- [Exercise task]: Scan the data below for the string "Exports". Copy every line where it appears.

- [Data to process]:
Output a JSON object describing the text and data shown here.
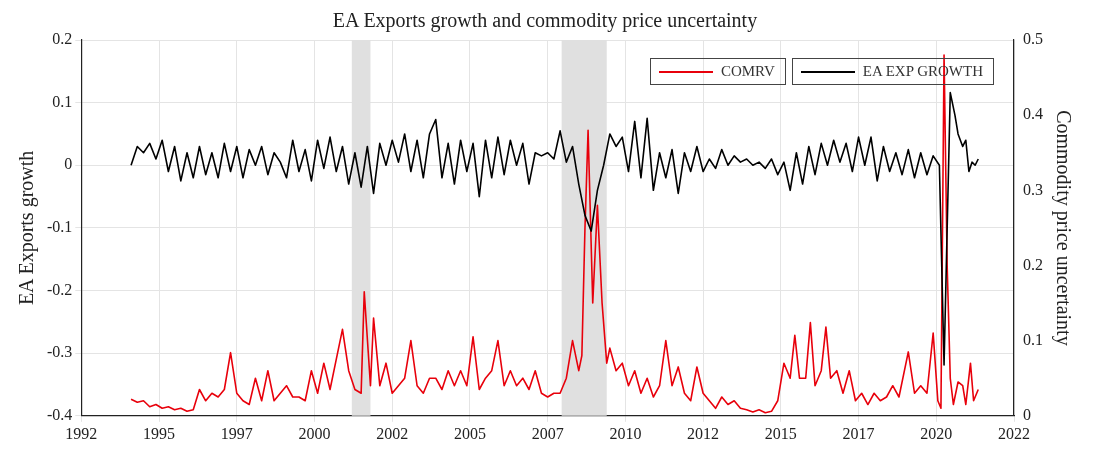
{
  "chart_data": {
    "type": "line",
    "title": "EA Exports growth and commodity price uncertainty",
    "ylabel": "EA Exports growth",
    "y2label": "Commodity price uncertainty",
    "xlim": [
      1992,
      2022
    ],
    "xticks": [
      1992,
      {
        "value": 1994.5,
        "label": "1995"
      },
      1997,
      {
        "value": 1999.5,
        "label": "2000"
      },
      2002,
      {
        "value": 2004.5,
        "label": "2005"
      },
      2007,
      {
        "value": 2009.5,
        "label": "2010"
      },
      2012,
      {
        "value": 2014.5,
        "label": "2015"
      },
      2017,
      {
        "value": 2019.5,
        "label": "2020"
      },
      2022
    ],
    "ylim": [
      -0.4,
      0.2
    ],
    "yticks": [
      -0.4,
      -0.3,
      -0.2,
      -0.1,
      0,
      0.1,
      0.2
    ],
    "y2lim": [
      0,
      0.5
    ],
    "y2ticks": [
      0,
      0.1,
      0.2,
      0.3,
      0.4,
      0.5
    ],
    "grid": true,
    "legend": "top right",
    "line_style": "solid",
    "marker": "none",
    "bands": [
      {
        "axis": "x",
        "from": 2000.7,
        "to": 2001.3,
        "color": "#e0e0e0"
      },
      {
        "axis": "x",
        "from": 2007.45,
        "to": 2008.9,
        "color": "#e0e0e0"
      }
    ],
    "series": [
      {
        "name": "COMRV",
        "color": "#e8000b",
        "axis": "y2",
        "x": [
          1993.6,
          1993.8,
          1994.0,
          1994.2,
          1994.4,
          1994.6,
          1994.8,
          1995.0,
          1995.2,
          1995.4,
          1995.6,
          1995.8,
          1996.0,
          1996.2,
          1996.4,
          1996.6,
          1996.8,
          1997.0,
          1997.2,
          1997.4,
          1997.6,
          1997.8,
          1998.0,
          1998.2,
          1998.4,
          1998.6,
          1998.8,
          1999.0,
          1999.2,
          1999.4,
          1999.6,
          1999.8,
          2000.0,
          2000.2,
          2000.4,
          2000.6,
          2000.8,
          2001.0,
          2001.1,
          2001.3,
          2001.4,
          2001.6,
          2001.8,
          2002.0,
          2002.2,
          2002.4,
          2002.6,
          2002.8,
          2003.0,
          2003.2,
          2003.4,
          2003.6,
          2003.8,
          2004.0,
          2004.2,
          2004.4,
          2004.6,
          2004.8,
          2005.0,
          2005.2,
          2005.4,
          2005.6,
          2005.8,
          2006.0,
          2006.2,
          2006.4,
          2006.6,
          2006.8,
          2007.0,
          2007.2,
          2007.4,
          2007.6,
          2007.8,
          2008.0,
          2008.1,
          2008.2,
          2008.3,
          2008.45,
          2008.6,
          2008.75,
          2008.9,
          2009.0,
          2009.2,
          2009.4,
          2009.6,
          2009.8,
          2010.0,
          2010.2,
          2010.4,
          2010.6,
          2010.8,
          2011.0,
          2011.2,
          2011.4,
          2011.6,
          2011.8,
          2012.0,
          2012.2,
          2012.4,
          2012.6,
          2012.8,
          2013.0,
          2013.2,
          2013.4,
          2013.6,
          2013.8,
          2014.0,
          2014.2,
          2014.4,
          2014.6,
          2014.8,
          2014.95,
          2015.1,
          2015.3,
          2015.45,
          2015.6,
          2015.8,
          2015.95,
          2016.1,
          2016.3,
          2016.5,
          2016.7,
          2016.9,
          2017.1,
          2017.3,
          2017.5,
          2017.7,
          2017.9,
          2018.1,
          2018.3,
          2018.6,
          2018.8,
          2019.0,
          2019.2,
          2019.4,
          2019.55,
          2019.65,
          2019.75,
          2019.85,
          2019.95,
          2020.05,
          2020.2,
          2020.35,
          2020.45,
          2020.6,
          2020.7,
          2020.85
        ],
        "values": [
          0.022,
          0.018,
          0.02,
          0.012,
          0.015,
          0.01,
          0.012,
          0.008,
          0.01,
          0.006,
          0.008,
          0.035,
          0.02,
          0.03,
          0.025,
          0.035,
          0.084,
          0.03,
          0.02,
          0.015,
          0.05,
          0.02,
          0.06,
          0.02,
          0.03,
          0.04,
          0.025,
          0.025,
          0.02,
          0.06,
          0.03,
          0.07,
          0.035,
          0.075,
          0.115,
          0.06,
          0.035,
          0.03,
          0.165,
          0.04,
          0.13,
          0.04,
          0.07,
          0.03,
          0.04,
          0.05,
          0.1,
          0.04,
          0.03,
          0.05,
          0.05,
          0.035,
          0.06,
          0.04,
          0.06,
          0.04,
          0.105,
          0.035,
          0.05,
          0.06,
          0.1,
          0.04,
          0.06,
          0.04,
          0.05,
          0.035,
          0.06,
          0.03,
          0.025,
          0.03,
          0.03,
          0.05,
          0.1,
          0.06,
          0.08,
          0.25,
          0.38,
          0.15,
          0.28,
          0.15,
          0.07,
          0.09,
          0.06,
          0.07,
          0.04,
          0.06,
          0.03,
          0.05,
          0.025,
          0.04,
          0.1,
          0.04,
          0.065,
          0.03,
          0.02,
          0.065,
          0.03,
          0.02,
          0.01,
          0.025,
          0.015,
          0.02,
          0.01,
          0.008,
          0.005,
          0.008,
          0.004,
          0.006,
          0.02,
          0.07,
          0.05,
          0.107,
          0.05,
          0.05,
          0.124,
          0.04,
          0.06,
          0.118,
          0.05,
          0.06,
          0.03,
          0.06,
          0.02,
          0.03,
          0.015,
          0.03,
          0.02,
          0.025,
          0.04,
          0.025,
          0.085,
          0.03,
          0.04,
          0.03,
          0.11,
          0.02,
          0.01,
          0.48,
          0.2,
          0.05,
          0.015,
          0.045,
          0.04,
          0.015,
          0.07,
          0.02,
          0.035
        ]
      },
      {
        "name": "EA EXP GROWTH",
        "color": "#000000",
        "x": [
          1993.6,
          1993.8,
          1994.0,
          1994.2,
          1994.4,
          1994.6,
          1994.8,
          1995.0,
          1995.2,
          1995.4,
          1995.6,
          1995.8,
          1996.0,
          1996.2,
          1996.4,
          1996.6,
          1996.8,
          1997.0,
          1997.2,
          1997.4,
          1997.6,
          1997.8,
          1998.0,
          1998.2,
          1998.4,
          1998.6,
          1998.8,
          1999.0,
          1999.2,
          1999.4,
          1999.6,
          1999.8,
          2000.0,
          2000.2,
          2000.4,
          2000.6,
          2000.8,
          2001.0,
          2001.2,
          2001.4,
          2001.6,
          2001.8,
          2002.0,
          2002.2,
          2002.4,
          2002.6,
          2002.8,
          2003.0,
          2003.2,
          2003.4,
          2003.6,
          2003.8,
          2004.0,
          2004.2,
          2004.4,
          2004.6,
          2004.8,
          2005.0,
          2005.2,
          2005.4,
          2005.6,
          2005.8,
          2006.0,
          2006.2,
          2006.4,
          2006.6,
          2006.8,
          2007.0,
          2007.2,
          2007.4,
          2007.6,
          2007.8,
          2008.0,
          2008.2,
          2008.4,
          2008.6,
          2008.8,
          2009.0,
          2009.2,
          2009.4,
          2009.6,
          2009.8,
          2010.0,
          2010.2,
          2010.4,
          2010.6,
          2010.8,
          2011.0,
          2011.2,
          2011.4,
          2011.6,
          2011.8,
          2012.0,
          2012.2,
          2012.4,
          2012.6,
          2012.8,
          2013.0,
          2013.2,
          2013.4,
          2013.6,
          2013.8,
          2014.0,
          2014.2,
          2014.4,
          2014.6,
          2014.8,
          2015.0,
          2015.2,
          2015.4,
          2015.6,
          2015.8,
          2016.0,
          2016.2,
          2016.4,
          2016.6,
          2016.8,
          2017.0,
          2017.2,
          2017.4,
          2017.6,
          2017.8,
          2018.0,
          2018.2,
          2018.4,
          2018.6,
          2018.8,
          2019.0,
          2019.2,
          2019.4,
          2019.6,
          2019.75,
          2019.95,
          2020.1,
          2020.2,
          2020.35,
          2020.45,
          2020.55,
          2020.65,
          2020.75,
          2020.85
        ],
        "values": [
          0.0,
          0.03,
          0.02,
          0.035,
          0.01,
          0.04,
          -0.01,
          0.03,
          -0.025,
          0.02,
          -0.02,
          0.03,
          -0.015,
          0.02,
          -0.02,
          0.035,
          -0.01,
          0.03,
          -0.02,
          0.025,
          0.0,
          0.03,
          -0.015,
          0.02,
          0.005,
          -0.02,
          0.04,
          -0.01,
          0.025,
          -0.025,
          0.04,
          -0.005,
          0.045,
          -0.01,
          0.03,
          -0.03,
          0.02,
          -0.035,
          0.03,
          -0.045,
          0.035,
          0.0,
          0.04,
          0.005,
          0.05,
          -0.01,
          0.04,
          -0.02,
          0.05,
          0.073,
          -0.02,
          0.035,
          -0.03,
          0.04,
          -0.01,
          0.035,
          -0.05,
          0.04,
          -0.02,
          0.045,
          -0.015,
          0.04,
          0.0,
          0.035,
          -0.03,
          0.02,
          0.015,
          0.02,
          0.01,
          0.055,
          0.005,
          0.03,
          -0.03,
          -0.08,
          -0.105,
          -0.04,
          0.0,
          0.05,
          0.03,
          0.045,
          -0.01,
          0.07,
          -0.02,
          0.075,
          -0.04,
          0.02,
          -0.02,
          0.025,
          -0.045,
          0.02,
          -0.01,
          0.03,
          -0.01,
          0.01,
          -0.005,
          0.025,
          0.0,
          0.015,
          0.005,
          0.01,
          0.0,
          0.005,
          -0.005,
          0.01,
          -0.015,
          0.005,
          -0.04,
          0.02,
          -0.03,
          0.03,
          -0.015,
          0.035,
          0.0,
          0.04,
          0.005,
          0.035,
          -0.01,
          0.045,
          0.0,
          0.045,
          -0.025,
          0.03,
          -0.01,
          0.02,
          -0.015,
          0.025,
          -0.02,
          0.02,
          -0.015,
          0.015,
          0.0,
          -0.319,
          0.116,
          0.08,
          0.05,
          0.03,
          0.04,
          -0.01,
          0.005,
          0.0,
          0.01
        ]
      }
    ]
  }
}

- [Solution to this task]:
    "title": "EA Exports growth and commodity price uncertainty",
    "ylabel": "EA Exports growth",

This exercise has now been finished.